_OBJECTIVE_.
Give only the count of lines containing "this".

_SUPPLIED INFORMATION_.

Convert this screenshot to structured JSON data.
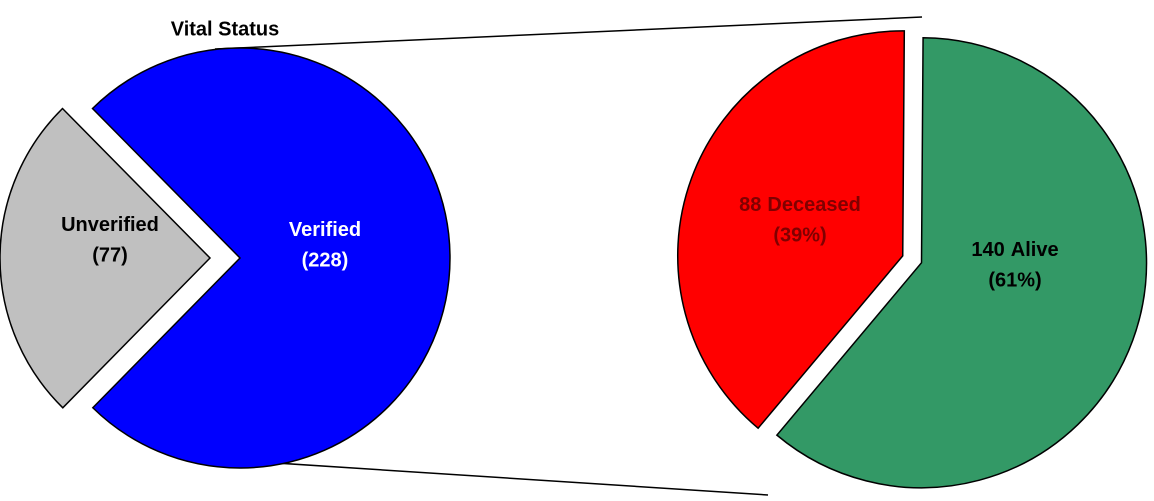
{
  "chart_data": [
    {
      "type": "pie",
      "title": "Vital Status",
      "categories": [
        "Unverified",
        "Verified"
      ],
      "values": [
        77,
        228
      ],
      "value_labels": [
        "(77)",
        "(228)"
      ],
      "colors": [
        "#c0c0c0",
        "#0000ff"
      ]
    },
    {
      "type": "pie",
      "categories": [
        "Deceased",
        "Alive"
      ],
      "counts": [
        88,
        140
      ],
      "values": [
        39,
        61
      ],
      "value_labels": [
        "(39%)",
        "(61%)"
      ],
      "colors": [
        "#ff0000",
        "#339966"
      ]
    }
  ]
}
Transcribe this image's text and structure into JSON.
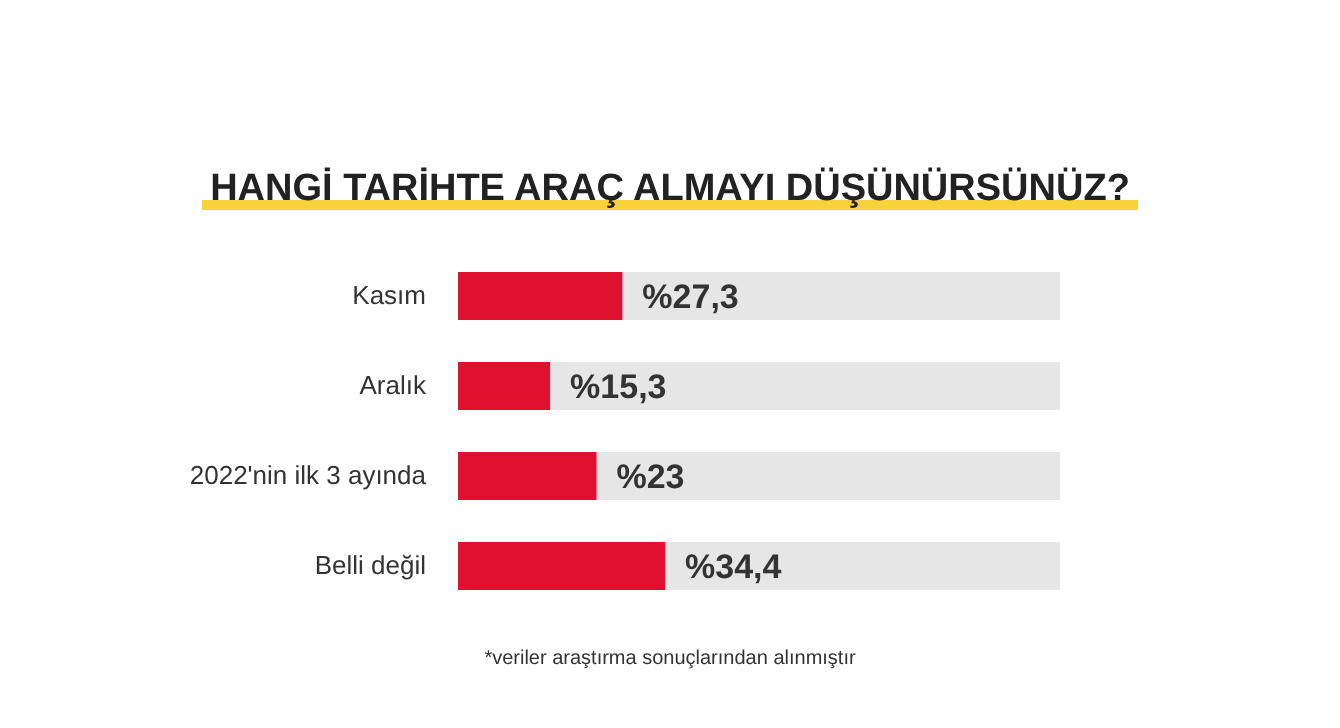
{
  "chart_data": {
    "type": "bar",
    "orientation": "horizontal",
    "title": "HANGİ TARİHTE ARAÇ ALMAYI DÜŞÜNÜRSÜNÜZ?",
    "categories": [
      "Kasım",
      "Aralık",
      "2022'nin ilk 3 ayında",
      "Belli değil"
    ],
    "values": [
      27.3,
      15.3,
      23,
      34.4
    ],
    "color": "#e0102f",
    "value_labels": [
      "%27,3",
      "%15,3",
      "%23",
      "%34,4"
    ],
    "xlim": [
      0,
      100
    ],
    "tick_labels": "y",
    "grid": false,
    "legend": false,
    "annotations": [
      "*veriler araştırma sonuçlarından alınmıştır"
    ]
  }
}
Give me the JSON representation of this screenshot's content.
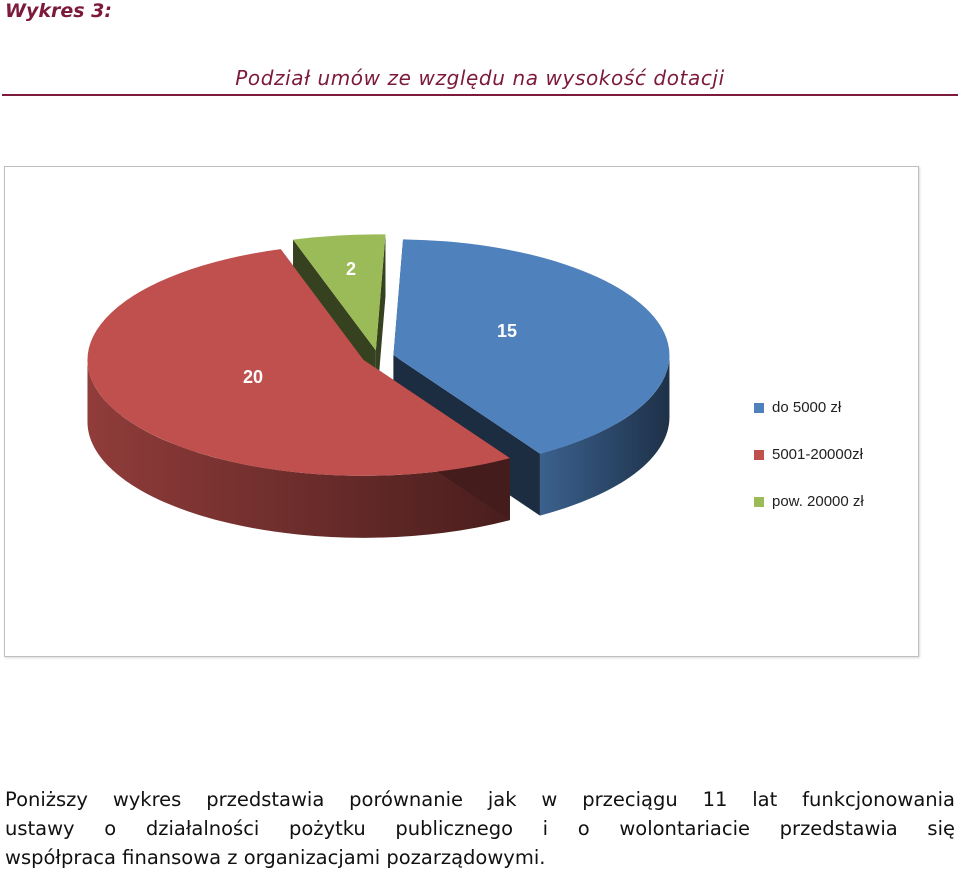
{
  "header": {
    "chart_label": "Wykres 3:",
    "subtitle": "Podział umów ze względu na wysokość dotacji"
  },
  "chart_data": {
    "type": "pie",
    "style": "3d-exploded",
    "title": "",
    "categories": [
      "do 5000 zł",
      "5001-20000zł",
      "pow. 20000 zł"
    ],
    "values": [
      15,
      20,
      2
    ],
    "data_labels": [
      "15",
      "20",
      "2"
    ],
    "colors": [
      "#4f81bd",
      "#c0504d",
      "#9bbb59"
    ],
    "legend_position": "right"
  },
  "paragraph": {
    "lines": [
      "Poniższy wykres przedstawia porównanie jak w przeciągu 11 lat funkcjonowania",
      "ustawy o działalności pożytku publicznego i o wolontariacie przedstawia się",
      "współpraca finansowa z organizacjami pozarządowymi."
    ]
  }
}
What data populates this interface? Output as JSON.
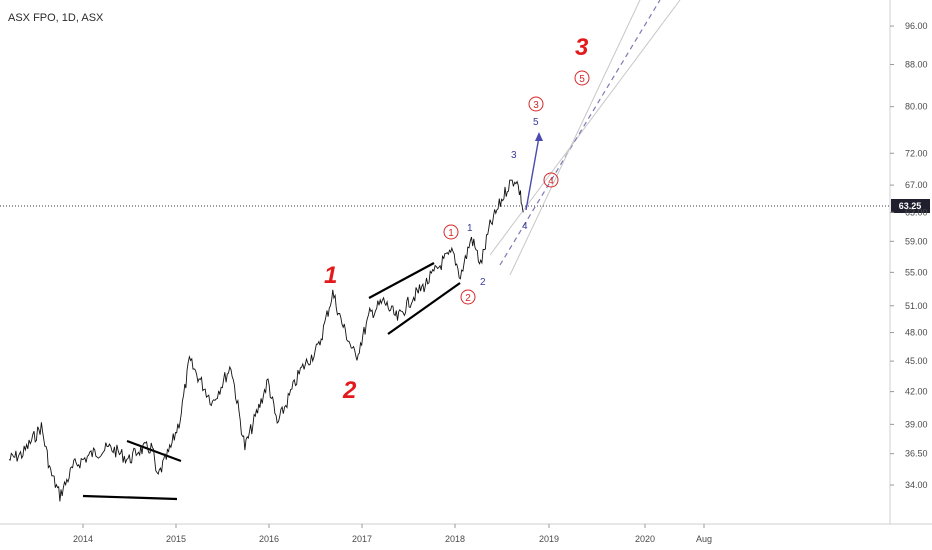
{
  "chart_data": {
    "type": "line",
    "title": "ASX FPO, 1D, ASX",
    "current_price": 63.25,
    "y_ticks": [
      "96.00",
      "88.00",
      "80.00",
      "72.00",
      "67.00",
      "63.00",
      "59.00",
      "55.00",
      "51.00",
      "48.00",
      "45.00",
      "42.00",
      "39.00",
      "36.50",
      "34.00"
    ],
    "x_ticks": [
      "2014",
      "2015",
      "2016",
      "2017",
      "2018",
      "2019",
      "2020",
      "Aug"
    ],
    "ylim": [
      32.5,
      100
    ],
    "y_scale": "log",
    "grid": false,
    "series": [
      {
        "values": [
          {
            "x": "2013.20",
            "y": 36.0
          },
          {
            "x": "2013.35",
            "y": 36.5
          },
          {
            "x": "2013.55",
            "y": 38.8
          },
          {
            "x": "2013.65",
            "y": 35.0
          },
          {
            "x": "2013.75",
            "y": 33.2
          },
          {
            "x": "2013.90",
            "y": 35.5
          },
          {
            "x": "2014.10",
            "y": 36.5
          },
          {
            "x": "2014.30",
            "y": 37.0
          },
          {
            "x": "2014.50",
            "y": 36.0
          },
          {
            "x": "2014.60",
            "y": 36.8
          },
          {
            "x": "2014.75",
            "y": 37.0
          },
          {
            "x": "2014.80",
            "y": 34.5
          },
          {
            "x": "2014.95",
            "y": 37.0
          },
          {
            "x": "2015.05",
            "y": 39.5
          },
          {
            "x": "2015.15",
            "y": 45.0
          },
          {
            "x": "2015.40",
            "y": 41.0
          },
          {
            "x": "2015.60",
            "y": 44.5
          },
          {
            "x": "2015.75",
            "y": 37.0
          },
          {
            "x": "2015.90",
            "y": 40.5
          },
          {
            "x": "2016.00",
            "y": 43.0
          },
          {
            "x": "2016.10",
            "y": 39.0
          },
          {
            "x": "2016.35",
            "y": 44.0
          },
          {
            "x": "2016.55",
            "y": 46.5
          },
          {
            "x": "2016.70",
            "y": 52.5
          },
          {
            "x": "2016.80",
            "y": 49.0
          },
          {
            "x": "2016.95",
            "y": 45.3
          },
          {
            "x": "2017.10",
            "y": 50.0
          },
          {
            "x": "2017.25",
            "y": 51.5
          },
          {
            "x": "2017.40",
            "y": 49.5
          },
          {
            "x": "2017.55",
            "y": 51.8
          },
          {
            "x": "2017.70",
            "y": 53.5
          },
          {
            "x": "2017.90",
            "y": 56.5
          },
          {
            "x": "2018.00",
            "y": 57.5
          },
          {
            "x": "2018.08",
            "y": 54.5
          },
          {
            "x": "2018.20",
            "y": 59.5
          },
          {
            "x": "2018.30",
            "y": 56.0
          },
          {
            "x": "2018.40",
            "y": 61.0
          },
          {
            "x": "2018.50",
            "y": 64.0
          },
          {
            "x": "2018.60",
            "y": 67.0
          },
          {
            "x": "2018.68",
            "y": 68.0
          },
          {
            "x": "2018.73",
            "y": 65.5
          },
          {
            "x": "2018.76",
            "y": 63.0
          }
        ]
      }
    ],
    "annotations": {
      "big_waves": [
        "1",
        "2",
        "3"
      ],
      "small_waves": [
        "1",
        "2",
        "3",
        "4",
        "5"
      ],
      "circled_waves": [
        "1",
        "2",
        "3",
        "4",
        "5"
      ]
    }
  }
}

_RESPONSE_.
4